Start of Input for this task

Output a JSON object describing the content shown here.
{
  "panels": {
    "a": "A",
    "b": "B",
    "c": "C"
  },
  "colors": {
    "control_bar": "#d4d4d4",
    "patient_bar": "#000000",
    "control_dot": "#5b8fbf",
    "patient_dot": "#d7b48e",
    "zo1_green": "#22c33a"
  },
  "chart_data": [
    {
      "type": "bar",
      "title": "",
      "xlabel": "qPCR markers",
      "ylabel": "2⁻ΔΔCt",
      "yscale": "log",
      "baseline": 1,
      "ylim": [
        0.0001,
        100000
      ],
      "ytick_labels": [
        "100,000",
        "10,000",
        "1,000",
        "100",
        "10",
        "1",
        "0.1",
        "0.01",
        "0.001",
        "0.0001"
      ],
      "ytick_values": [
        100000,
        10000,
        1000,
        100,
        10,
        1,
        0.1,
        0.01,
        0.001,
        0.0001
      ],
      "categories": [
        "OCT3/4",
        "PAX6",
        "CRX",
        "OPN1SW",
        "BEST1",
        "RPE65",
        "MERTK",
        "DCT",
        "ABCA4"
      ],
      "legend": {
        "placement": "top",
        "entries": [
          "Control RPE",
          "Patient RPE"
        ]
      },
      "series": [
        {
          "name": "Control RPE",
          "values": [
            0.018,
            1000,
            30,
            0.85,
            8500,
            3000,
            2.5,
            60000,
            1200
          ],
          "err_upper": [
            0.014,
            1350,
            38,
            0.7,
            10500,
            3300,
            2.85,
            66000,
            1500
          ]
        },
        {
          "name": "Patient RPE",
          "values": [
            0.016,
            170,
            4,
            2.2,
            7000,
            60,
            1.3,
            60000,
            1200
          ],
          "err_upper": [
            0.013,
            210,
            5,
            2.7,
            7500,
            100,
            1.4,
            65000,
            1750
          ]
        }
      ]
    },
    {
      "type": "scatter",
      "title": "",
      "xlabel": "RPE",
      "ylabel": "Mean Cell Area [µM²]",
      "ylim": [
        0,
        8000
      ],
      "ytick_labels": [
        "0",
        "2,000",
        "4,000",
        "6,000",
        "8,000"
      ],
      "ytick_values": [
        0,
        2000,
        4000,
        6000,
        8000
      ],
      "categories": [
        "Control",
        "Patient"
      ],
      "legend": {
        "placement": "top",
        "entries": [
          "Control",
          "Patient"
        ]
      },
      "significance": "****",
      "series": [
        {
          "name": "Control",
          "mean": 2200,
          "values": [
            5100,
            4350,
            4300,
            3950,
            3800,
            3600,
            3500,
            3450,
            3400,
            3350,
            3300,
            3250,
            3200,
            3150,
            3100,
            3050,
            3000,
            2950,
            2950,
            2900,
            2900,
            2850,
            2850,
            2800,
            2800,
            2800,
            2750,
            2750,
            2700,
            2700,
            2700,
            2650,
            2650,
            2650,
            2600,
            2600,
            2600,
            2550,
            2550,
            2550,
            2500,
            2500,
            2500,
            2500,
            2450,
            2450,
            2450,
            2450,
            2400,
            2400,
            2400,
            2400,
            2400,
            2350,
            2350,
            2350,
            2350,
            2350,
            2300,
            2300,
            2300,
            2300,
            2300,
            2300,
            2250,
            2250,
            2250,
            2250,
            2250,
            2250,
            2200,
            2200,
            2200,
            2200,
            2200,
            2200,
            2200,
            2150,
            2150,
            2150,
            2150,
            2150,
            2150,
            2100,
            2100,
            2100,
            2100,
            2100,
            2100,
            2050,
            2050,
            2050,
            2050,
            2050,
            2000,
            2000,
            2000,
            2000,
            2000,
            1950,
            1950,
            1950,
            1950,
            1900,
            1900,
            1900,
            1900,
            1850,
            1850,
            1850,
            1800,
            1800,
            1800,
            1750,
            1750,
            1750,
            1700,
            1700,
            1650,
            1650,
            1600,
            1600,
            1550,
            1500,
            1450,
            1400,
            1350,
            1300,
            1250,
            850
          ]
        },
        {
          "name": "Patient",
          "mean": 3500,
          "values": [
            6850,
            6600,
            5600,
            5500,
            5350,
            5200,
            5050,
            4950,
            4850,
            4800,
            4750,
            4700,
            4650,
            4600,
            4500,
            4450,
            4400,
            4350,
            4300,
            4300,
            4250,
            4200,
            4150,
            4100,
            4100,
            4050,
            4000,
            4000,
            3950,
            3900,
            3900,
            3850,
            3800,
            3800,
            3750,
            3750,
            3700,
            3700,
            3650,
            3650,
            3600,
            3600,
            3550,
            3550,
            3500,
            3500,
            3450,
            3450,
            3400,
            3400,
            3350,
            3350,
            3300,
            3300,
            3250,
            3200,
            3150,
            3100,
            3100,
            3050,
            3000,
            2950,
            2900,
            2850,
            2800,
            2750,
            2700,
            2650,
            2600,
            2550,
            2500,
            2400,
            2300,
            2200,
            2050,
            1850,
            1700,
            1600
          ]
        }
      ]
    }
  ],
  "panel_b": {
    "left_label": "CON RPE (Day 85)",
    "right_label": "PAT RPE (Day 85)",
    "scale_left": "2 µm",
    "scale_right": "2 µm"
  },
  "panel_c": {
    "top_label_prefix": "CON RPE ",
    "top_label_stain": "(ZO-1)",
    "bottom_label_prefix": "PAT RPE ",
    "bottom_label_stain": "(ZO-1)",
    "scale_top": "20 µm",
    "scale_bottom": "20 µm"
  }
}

End of Input for this task

▶ **Work to complete**:
Every line of the material must be returned exactly as it appears.

▶ **Written response**:
Output a JSON object describing the content shown here.
{
  "panels": {
    "a": "A",
    "b": "B",
    "c": "C"
  },
  "colors": {
    "control_bar": "#d4d4d4",
    "patient_bar": "#000000",
    "control_dot": "#5b8fbf",
    "patient_dot": "#d7b48e",
    "zo1_green": "#22c33a"
  },
  "chart_data": [
    {
      "type": "bar",
      "title": "",
      "xlabel": "qPCR markers",
      "ylabel": "2⁻ΔΔCt",
      "yscale": "log",
      "baseline": 1,
      "ylim": [
        0.0001,
        100000
      ],
      "ytick_labels": [
        "100,000",
        "10,000",
        "1,000",
        "100",
        "10",
        "1",
        "0.1",
        "0.01",
        "0.001",
        "0.0001"
      ],
      "ytick_values": [
        100000,
        10000,
        1000,
        100,
        10,
        1,
        0.1,
        0.01,
        0.001,
        0.0001
      ],
      "categories": [
        "OCT3/4",
        "PAX6",
        "CRX",
        "OPN1SW",
        "BEST1",
        "RPE65",
        "MERTK",
        "DCT",
        "ABCA4"
      ],
      "legend": {
        "placement": "top",
        "entries": [
          "Control RPE",
          "Patient RPE"
        ]
      },
      "series": [
        {
          "name": "Control RPE",
          "values": [
            0.018,
            1000,
            30,
            0.85,
            8500,
            3000,
            2.5,
            60000,
            1200
          ],
          "err_upper": [
            0.014,
            1350,
            38,
            0.7,
            10500,
            3300,
            2.85,
            66000,
            1500
          ]
        },
        {
          "name": "Patient RPE",
          "values": [
            0.016,
            170,
            4,
            2.2,
            7000,
            60,
            1.3,
            60000,
            1200
          ],
          "err_upper": [
            0.013,
            210,
            5,
            2.7,
            7500,
            100,
            1.4,
            65000,
            1750
          ]
        }
      ]
    },
    {
      "type": "scatter",
      "title": "",
      "xlabel": "RPE",
      "ylabel": "Mean Cell Area [µM²]",
      "ylim": [
        0,
        8000
      ],
      "ytick_labels": [
        "0",
        "2,000",
        "4,000",
        "6,000",
        "8,000"
      ],
      "ytick_values": [
        0,
        2000,
        4000,
        6000,
        8000
      ],
      "categories": [
        "Control",
        "Patient"
      ],
      "legend": {
        "placement": "top",
        "entries": [
          "Control",
          "Patient"
        ]
      },
      "significance": "****",
      "series": [
        {
          "name": "Control",
          "mean": 2200,
          "values": [
            5100,
            4350,
            4300,
            3950,
            3800,
            3600,
            3500,
            3450,
            3400,
            3350,
            3300,
            3250,
            3200,
            3150,
            3100,
            3050,
            3000,
            2950,
            2950,
            2900,
            2900,
            2850,
            2850,
            2800,
            2800,
            2800,
            2750,
            2750,
            2700,
            2700,
            2700,
            2650,
            2650,
            2650,
            2600,
            2600,
            2600,
            2550,
            2550,
            2550,
            2500,
            2500,
            2500,
            2500,
            2450,
            2450,
            2450,
            2450,
            2400,
            2400,
            2400,
            2400,
            2400,
            2350,
            2350,
            2350,
            2350,
            2350,
            2300,
            2300,
            2300,
            2300,
            2300,
            2300,
            2250,
            2250,
            2250,
            2250,
            2250,
            2250,
            2200,
            2200,
            2200,
            2200,
            2200,
            2200,
            2200,
            2150,
            2150,
            2150,
            2150,
            2150,
            2150,
            2100,
            2100,
            2100,
            2100,
            2100,
            2100,
            2050,
            2050,
            2050,
            2050,
            2050,
            2000,
            2000,
            2000,
            2000,
            2000,
            1950,
            1950,
            1950,
            1950,
            1900,
            1900,
            1900,
            1900,
            1850,
            1850,
            1850,
            1800,
            1800,
            1800,
            1750,
            1750,
            1750,
            1700,
            1700,
            1650,
            1650,
            1600,
            1600,
            1550,
            1500,
            1450,
            1400,
            1350,
            1300,
            1250,
            850
          ]
        },
        {
          "name": "Patient",
          "mean": 3500,
          "values": [
            6850,
            6600,
            5600,
            5500,
            5350,
            5200,
            5050,
            4950,
            4850,
            4800,
            4750,
            4700,
            4650,
            4600,
            4500,
            4450,
            4400,
            4350,
            4300,
            4300,
            4250,
            4200,
            4150,
            4100,
            4100,
            4050,
            4000,
            4000,
            3950,
            3900,
            3900,
            3850,
            3800,
            3800,
            3750,
            3750,
            3700,
            3700,
            3650,
            3650,
            3600,
            3600,
            3550,
            3550,
            3500,
            3500,
            3450,
            3450,
            3400,
            3400,
            3350,
            3350,
            3300,
            3300,
            3250,
            3200,
            3150,
            3100,
            3100,
            3050,
            3000,
            2950,
            2900,
            2850,
            2800,
            2750,
            2700,
            2650,
            2600,
            2550,
            2500,
            2400,
            2300,
            2200,
            2050,
            1850,
            1700,
            1600
          ]
        }
      ]
    }
  ],
  "panel_b": {
    "left_label": "CON RPE (Day 85)",
    "right_label": "PAT RPE (Day 85)",
    "scale_left": "2 µm",
    "scale_right": "2 µm"
  },
  "panel_c": {
    "top_label_prefix": "CON RPE ",
    "top_label_stain": "(ZO-1)",
    "bottom_label_prefix": "PAT RPE ",
    "bottom_label_stain": "(ZO-1)",
    "scale_top": "20 µm",
    "scale_bottom": "20 µm"
  }
}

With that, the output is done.